Read the data and repeat it in full, exactly.
[Start Material for this exercise]
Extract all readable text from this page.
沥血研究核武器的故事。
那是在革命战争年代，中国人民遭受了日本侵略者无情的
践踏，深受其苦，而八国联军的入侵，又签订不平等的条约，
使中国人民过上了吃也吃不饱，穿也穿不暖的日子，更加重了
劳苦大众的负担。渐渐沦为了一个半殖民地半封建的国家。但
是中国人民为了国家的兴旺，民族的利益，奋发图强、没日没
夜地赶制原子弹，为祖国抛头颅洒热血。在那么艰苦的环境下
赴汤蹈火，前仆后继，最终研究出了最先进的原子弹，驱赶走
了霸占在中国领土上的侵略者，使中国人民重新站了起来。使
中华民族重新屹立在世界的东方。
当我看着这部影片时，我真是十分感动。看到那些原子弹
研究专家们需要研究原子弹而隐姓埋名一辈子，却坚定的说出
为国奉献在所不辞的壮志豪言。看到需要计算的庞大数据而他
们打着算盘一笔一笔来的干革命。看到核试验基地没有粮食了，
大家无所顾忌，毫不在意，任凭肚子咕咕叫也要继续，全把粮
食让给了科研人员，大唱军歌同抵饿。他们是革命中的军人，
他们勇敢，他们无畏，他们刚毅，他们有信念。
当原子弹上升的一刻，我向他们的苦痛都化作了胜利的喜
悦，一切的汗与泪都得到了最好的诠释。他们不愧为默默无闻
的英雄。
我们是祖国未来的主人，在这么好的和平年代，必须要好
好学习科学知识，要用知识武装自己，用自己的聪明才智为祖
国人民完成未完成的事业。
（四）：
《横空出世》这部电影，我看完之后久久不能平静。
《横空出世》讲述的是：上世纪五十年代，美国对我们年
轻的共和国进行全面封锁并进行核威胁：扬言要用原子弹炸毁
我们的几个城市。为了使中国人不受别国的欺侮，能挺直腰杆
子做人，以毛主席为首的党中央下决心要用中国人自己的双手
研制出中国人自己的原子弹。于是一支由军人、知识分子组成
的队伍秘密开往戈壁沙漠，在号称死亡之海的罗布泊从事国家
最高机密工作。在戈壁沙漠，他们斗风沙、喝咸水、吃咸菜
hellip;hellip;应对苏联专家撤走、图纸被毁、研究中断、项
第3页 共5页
[End Material for this exercise]
### Correct response
Extract all readable text from this page.
沥血研究核武器的故事。
那是在革命战争年代，中国人民遭受了日本侵略者无情的
践踏，深受其苦，而八国联军的入侵，又签订不平等的条约，
使中国人民过上了吃也吃不饱，穿也穿不暖的日子，更加重了
劳苦大众的负担。渐渐沦为了一个半殖民地半封建的国家。但
是中国人民为了国家的兴旺，民族的利益，奋发图强、没日没
夜地赶制原子弹，为祖国抛头颅洒热血。在那么艰苦的环境下
赴汤蹈火，前仆后继，最终研究出了最先进的原子弹，驱赶走
了霸占在中国领土上的侵略者，使中国人民重新站了起来。使
中华民族重新屹立在世界的东方。
当我看着这部影片时，我真是十分感动。看到那些原子弹
研究专家们需要研究原子弹而隐姓埋名一辈子，却坚定的说出
为国奉献在所不辞的壮志豪言。看到需要计算的庞大数据而他
们打着算盘一笔一笔来的干革命。看到核试验基地没有粮食了，
大家无所顾忌，毫不在意，任凭肚子咕咕叫也要继续，全把粮
食让给了科研人员，大唱军歌同抵饿。他们是革命中的军人，
他们勇敢，他们无畏，他们刚毅，他们有信念。
当原子弹上升的一刻，我向他们的苦痛都化作了胜利的喜
悦，一切的汗与泪都得到了最好的诠释。他们不愧为默默无闻
的英雄。
我们是祖国未来的主人，在这么好的和平年代，必须要好
好学习科学知识，要用知识武装自己，用自己的聪明才智为祖
国人民完成未完成的事业。
（四）：
《横空出世》这部电影，我看完之后久久不能平静。
《横空出世》讲述的是：上世纪五十年代，美国对我们年
轻的共和国进行全面封锁并进行核威胁：扬言要用原子弹炸毁
我们的几个城市。为了使中国人不受别国的欺侮，能挺直腰杆
子做人，以毛主席为首的党中央下决心要用中国人自己的双手
研制出中国人自己的原子弹。于是一支由军人、知识分子组成
的队伍秘密开往戈壁沙漠，在号称死亡之海的罗布泊从事国家
最高机密工作。在戈壁沙漠，他们斗风沙、喝咸水、吃咸菜
hellip;hellip;应对苏联专家撤走、图纸被毁、研究中断、项
第3页 共5页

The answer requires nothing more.